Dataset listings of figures
************
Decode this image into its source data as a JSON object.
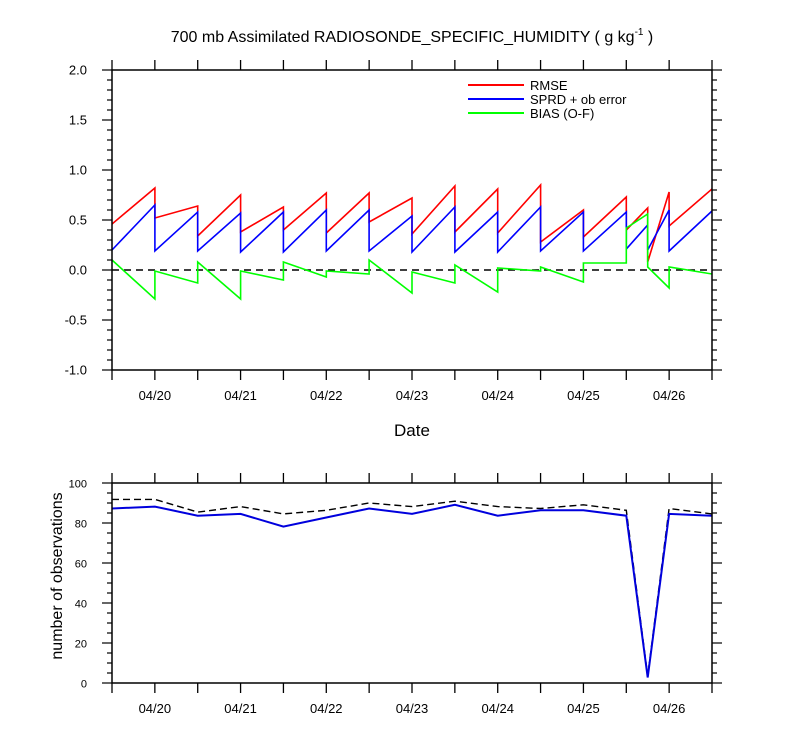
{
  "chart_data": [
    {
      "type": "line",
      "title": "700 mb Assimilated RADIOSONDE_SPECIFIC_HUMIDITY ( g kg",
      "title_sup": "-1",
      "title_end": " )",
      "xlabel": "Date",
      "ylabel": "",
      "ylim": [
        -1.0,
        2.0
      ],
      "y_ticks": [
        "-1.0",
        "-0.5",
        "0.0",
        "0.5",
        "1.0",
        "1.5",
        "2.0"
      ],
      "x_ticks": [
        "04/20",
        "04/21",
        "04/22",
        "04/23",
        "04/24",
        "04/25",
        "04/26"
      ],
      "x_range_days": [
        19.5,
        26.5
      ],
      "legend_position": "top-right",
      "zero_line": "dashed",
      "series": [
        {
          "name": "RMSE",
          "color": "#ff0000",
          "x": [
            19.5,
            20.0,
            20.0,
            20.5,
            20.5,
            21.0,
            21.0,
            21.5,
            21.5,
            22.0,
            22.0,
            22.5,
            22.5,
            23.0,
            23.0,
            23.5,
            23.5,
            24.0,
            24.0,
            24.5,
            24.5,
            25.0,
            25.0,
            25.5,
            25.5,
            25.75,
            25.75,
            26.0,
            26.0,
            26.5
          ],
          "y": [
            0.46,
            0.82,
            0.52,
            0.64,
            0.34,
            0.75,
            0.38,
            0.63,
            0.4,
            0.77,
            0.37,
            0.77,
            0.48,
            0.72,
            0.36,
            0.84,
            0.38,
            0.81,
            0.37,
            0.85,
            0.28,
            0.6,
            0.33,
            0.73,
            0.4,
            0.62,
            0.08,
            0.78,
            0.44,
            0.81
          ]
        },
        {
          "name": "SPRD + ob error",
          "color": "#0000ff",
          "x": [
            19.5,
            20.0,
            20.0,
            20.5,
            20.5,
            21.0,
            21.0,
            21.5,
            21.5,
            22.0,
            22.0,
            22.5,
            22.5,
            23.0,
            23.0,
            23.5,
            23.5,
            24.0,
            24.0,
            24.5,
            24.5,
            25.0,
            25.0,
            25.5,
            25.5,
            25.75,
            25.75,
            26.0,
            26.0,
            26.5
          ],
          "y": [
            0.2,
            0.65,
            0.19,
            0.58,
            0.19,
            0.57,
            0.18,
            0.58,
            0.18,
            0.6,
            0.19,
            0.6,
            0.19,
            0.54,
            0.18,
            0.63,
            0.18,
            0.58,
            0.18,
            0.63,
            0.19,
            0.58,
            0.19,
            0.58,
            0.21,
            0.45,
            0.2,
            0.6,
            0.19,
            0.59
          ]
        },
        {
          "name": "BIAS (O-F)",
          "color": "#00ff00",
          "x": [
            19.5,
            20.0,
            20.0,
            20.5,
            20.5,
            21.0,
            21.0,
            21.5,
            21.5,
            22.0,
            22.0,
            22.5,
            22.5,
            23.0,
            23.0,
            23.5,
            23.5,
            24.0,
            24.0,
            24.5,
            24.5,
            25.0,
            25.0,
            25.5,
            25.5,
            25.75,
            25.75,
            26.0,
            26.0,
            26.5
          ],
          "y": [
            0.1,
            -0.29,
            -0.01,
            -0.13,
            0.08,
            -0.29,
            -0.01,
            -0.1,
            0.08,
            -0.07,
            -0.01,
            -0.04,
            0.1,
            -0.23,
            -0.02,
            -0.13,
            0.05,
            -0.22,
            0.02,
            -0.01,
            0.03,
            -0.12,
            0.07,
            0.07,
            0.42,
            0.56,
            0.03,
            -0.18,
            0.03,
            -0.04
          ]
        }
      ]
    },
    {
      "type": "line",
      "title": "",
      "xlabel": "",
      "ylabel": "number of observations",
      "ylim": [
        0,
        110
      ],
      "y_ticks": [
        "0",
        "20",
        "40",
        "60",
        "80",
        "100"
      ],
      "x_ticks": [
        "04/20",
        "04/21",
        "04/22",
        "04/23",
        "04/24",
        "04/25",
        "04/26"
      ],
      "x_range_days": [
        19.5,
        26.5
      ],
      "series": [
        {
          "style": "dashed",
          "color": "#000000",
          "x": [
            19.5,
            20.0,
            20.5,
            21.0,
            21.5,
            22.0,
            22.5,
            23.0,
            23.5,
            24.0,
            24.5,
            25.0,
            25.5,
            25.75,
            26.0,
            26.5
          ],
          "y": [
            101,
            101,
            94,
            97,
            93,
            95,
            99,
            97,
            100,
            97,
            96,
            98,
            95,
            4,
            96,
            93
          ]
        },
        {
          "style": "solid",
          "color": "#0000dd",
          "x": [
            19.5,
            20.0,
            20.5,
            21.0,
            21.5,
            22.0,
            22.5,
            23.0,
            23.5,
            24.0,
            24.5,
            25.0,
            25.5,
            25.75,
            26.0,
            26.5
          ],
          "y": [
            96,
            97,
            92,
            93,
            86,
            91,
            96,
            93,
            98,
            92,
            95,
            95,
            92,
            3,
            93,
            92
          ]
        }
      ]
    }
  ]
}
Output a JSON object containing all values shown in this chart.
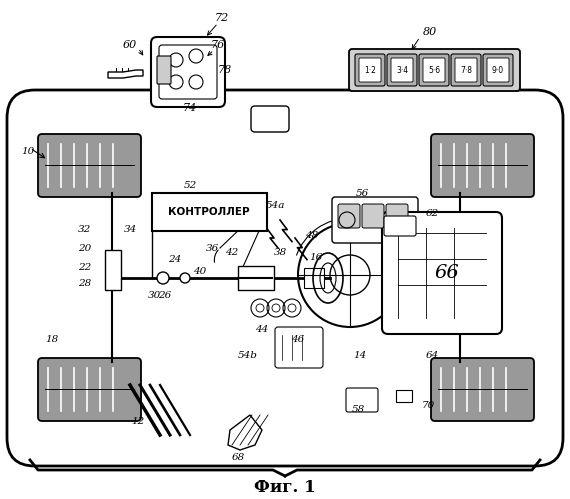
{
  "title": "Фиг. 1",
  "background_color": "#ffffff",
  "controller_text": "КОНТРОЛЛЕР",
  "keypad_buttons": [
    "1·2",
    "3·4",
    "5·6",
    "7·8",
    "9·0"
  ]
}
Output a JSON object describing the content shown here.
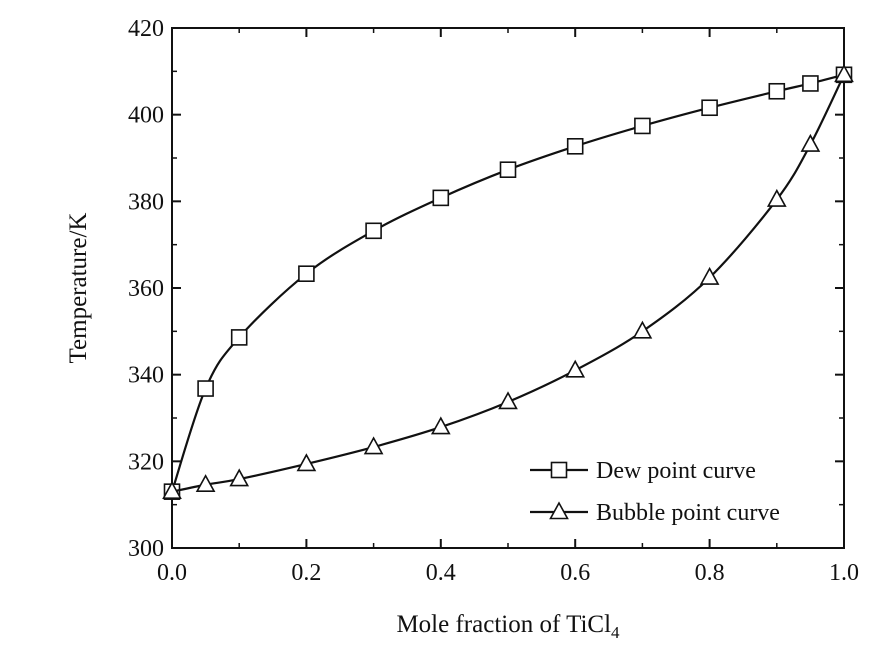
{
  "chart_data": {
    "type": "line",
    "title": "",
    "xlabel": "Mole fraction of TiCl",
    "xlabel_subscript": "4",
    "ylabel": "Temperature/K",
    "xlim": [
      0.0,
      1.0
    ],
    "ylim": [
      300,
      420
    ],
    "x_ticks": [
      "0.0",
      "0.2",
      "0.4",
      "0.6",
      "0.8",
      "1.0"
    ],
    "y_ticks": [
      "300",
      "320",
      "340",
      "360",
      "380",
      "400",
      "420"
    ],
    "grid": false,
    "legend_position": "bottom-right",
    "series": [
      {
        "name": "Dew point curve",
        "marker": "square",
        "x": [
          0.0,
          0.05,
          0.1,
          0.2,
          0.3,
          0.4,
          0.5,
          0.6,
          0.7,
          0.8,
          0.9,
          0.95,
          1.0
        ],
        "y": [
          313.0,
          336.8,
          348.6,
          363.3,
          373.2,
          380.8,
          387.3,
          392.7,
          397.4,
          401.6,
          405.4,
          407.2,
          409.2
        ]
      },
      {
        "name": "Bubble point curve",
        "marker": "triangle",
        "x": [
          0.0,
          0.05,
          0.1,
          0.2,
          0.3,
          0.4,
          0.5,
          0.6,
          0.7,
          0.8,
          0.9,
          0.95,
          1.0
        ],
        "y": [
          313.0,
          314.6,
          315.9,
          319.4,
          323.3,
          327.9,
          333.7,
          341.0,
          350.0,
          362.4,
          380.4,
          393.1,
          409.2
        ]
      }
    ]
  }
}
************
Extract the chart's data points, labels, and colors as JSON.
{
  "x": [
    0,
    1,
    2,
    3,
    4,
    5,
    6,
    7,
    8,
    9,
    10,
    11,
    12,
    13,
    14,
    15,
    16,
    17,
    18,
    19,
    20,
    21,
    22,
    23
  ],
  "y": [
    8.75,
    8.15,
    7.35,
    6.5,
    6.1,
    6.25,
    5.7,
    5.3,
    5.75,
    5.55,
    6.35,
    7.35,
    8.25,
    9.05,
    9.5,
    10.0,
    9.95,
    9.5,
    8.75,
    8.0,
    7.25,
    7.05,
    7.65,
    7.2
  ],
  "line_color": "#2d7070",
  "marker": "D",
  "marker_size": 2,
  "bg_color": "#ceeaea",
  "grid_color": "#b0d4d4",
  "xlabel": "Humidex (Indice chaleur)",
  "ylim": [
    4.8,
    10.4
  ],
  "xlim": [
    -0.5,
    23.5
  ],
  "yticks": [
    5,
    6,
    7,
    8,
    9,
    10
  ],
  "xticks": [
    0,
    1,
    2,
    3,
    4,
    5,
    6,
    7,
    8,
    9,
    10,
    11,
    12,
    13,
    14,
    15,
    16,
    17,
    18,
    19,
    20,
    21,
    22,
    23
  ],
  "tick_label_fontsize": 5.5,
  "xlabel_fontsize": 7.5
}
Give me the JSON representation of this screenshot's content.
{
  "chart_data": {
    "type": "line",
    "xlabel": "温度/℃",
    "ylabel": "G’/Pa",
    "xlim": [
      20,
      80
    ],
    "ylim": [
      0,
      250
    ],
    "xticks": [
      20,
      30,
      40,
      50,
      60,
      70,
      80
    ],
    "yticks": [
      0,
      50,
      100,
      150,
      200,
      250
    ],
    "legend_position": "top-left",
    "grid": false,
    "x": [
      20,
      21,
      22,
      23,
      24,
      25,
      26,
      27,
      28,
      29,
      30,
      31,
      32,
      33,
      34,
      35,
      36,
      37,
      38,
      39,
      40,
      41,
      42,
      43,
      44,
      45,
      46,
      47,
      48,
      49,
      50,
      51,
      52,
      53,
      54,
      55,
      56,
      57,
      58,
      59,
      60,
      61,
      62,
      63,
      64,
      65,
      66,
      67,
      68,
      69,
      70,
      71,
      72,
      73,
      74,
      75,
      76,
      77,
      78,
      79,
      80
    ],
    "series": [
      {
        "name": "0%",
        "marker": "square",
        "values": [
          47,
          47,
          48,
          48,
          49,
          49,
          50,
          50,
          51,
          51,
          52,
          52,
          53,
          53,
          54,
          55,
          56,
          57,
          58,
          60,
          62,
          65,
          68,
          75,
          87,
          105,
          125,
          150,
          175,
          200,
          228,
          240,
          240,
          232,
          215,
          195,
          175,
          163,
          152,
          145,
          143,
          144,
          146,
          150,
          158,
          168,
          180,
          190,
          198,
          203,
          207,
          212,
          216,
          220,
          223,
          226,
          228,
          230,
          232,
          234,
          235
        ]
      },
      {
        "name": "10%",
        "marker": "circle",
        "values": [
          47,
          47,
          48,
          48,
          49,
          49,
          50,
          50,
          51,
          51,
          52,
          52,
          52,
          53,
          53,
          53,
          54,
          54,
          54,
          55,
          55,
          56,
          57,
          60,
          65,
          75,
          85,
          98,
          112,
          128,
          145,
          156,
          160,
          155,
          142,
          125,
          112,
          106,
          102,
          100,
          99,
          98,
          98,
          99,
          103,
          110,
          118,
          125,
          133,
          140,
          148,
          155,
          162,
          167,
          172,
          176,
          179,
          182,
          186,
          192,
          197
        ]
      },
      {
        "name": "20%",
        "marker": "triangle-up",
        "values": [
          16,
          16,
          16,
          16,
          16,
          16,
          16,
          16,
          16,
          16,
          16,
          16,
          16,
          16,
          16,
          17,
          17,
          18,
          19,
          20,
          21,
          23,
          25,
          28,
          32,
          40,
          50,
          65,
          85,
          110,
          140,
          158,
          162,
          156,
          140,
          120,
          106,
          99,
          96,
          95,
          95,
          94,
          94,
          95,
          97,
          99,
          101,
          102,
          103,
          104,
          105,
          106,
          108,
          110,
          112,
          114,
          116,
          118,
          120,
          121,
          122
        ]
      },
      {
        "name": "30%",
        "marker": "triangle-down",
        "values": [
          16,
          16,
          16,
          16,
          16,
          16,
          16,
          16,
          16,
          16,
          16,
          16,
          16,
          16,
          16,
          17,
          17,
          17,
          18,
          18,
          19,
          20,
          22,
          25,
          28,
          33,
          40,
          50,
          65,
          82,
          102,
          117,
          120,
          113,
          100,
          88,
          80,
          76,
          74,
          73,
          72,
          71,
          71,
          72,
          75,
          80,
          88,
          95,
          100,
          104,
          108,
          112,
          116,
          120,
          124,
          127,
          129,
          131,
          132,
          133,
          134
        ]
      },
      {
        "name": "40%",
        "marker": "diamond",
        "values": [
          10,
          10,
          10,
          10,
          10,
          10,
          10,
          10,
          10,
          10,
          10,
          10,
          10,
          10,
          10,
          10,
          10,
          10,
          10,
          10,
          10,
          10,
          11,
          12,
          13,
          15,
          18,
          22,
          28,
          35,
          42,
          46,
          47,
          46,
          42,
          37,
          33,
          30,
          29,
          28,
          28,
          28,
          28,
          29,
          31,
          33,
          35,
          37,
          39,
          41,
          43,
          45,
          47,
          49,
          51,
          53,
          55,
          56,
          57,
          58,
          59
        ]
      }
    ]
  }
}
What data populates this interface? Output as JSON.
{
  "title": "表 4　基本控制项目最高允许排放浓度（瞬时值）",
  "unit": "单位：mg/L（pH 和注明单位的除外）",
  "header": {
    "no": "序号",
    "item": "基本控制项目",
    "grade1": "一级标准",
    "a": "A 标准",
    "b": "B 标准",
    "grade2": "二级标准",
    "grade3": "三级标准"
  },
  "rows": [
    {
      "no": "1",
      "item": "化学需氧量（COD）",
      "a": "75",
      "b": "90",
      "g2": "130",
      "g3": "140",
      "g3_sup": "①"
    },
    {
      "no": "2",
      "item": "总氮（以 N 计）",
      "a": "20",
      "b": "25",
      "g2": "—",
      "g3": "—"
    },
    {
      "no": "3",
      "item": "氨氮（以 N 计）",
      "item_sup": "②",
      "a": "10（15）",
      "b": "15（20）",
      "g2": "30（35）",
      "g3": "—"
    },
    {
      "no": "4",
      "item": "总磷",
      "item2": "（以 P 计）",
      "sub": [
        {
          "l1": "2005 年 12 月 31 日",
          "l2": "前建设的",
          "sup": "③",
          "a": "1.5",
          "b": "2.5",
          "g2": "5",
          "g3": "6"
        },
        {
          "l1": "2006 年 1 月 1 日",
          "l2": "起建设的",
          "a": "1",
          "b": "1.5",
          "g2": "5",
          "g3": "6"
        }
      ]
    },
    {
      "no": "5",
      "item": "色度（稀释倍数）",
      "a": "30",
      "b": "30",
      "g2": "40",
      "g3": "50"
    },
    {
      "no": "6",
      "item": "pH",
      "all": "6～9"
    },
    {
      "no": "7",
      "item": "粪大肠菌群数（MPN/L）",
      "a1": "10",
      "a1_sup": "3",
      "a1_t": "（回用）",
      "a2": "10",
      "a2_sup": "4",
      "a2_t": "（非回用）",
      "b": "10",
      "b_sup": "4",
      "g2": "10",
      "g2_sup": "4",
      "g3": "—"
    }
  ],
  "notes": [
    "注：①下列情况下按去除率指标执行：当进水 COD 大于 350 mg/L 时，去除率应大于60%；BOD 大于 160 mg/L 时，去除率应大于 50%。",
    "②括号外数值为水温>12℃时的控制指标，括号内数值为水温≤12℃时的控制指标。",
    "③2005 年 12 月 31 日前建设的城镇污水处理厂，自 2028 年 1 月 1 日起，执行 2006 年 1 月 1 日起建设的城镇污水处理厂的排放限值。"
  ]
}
************
Stated exercise
Report each line of the material above where the word "this" appears.

Reply
Decode this image into its source data as a JSON object.
Output a JSON object containing all values shown in this chart.
Give me the JSON representation of this screenshot's content.
What data populates this interface? Output as JSON.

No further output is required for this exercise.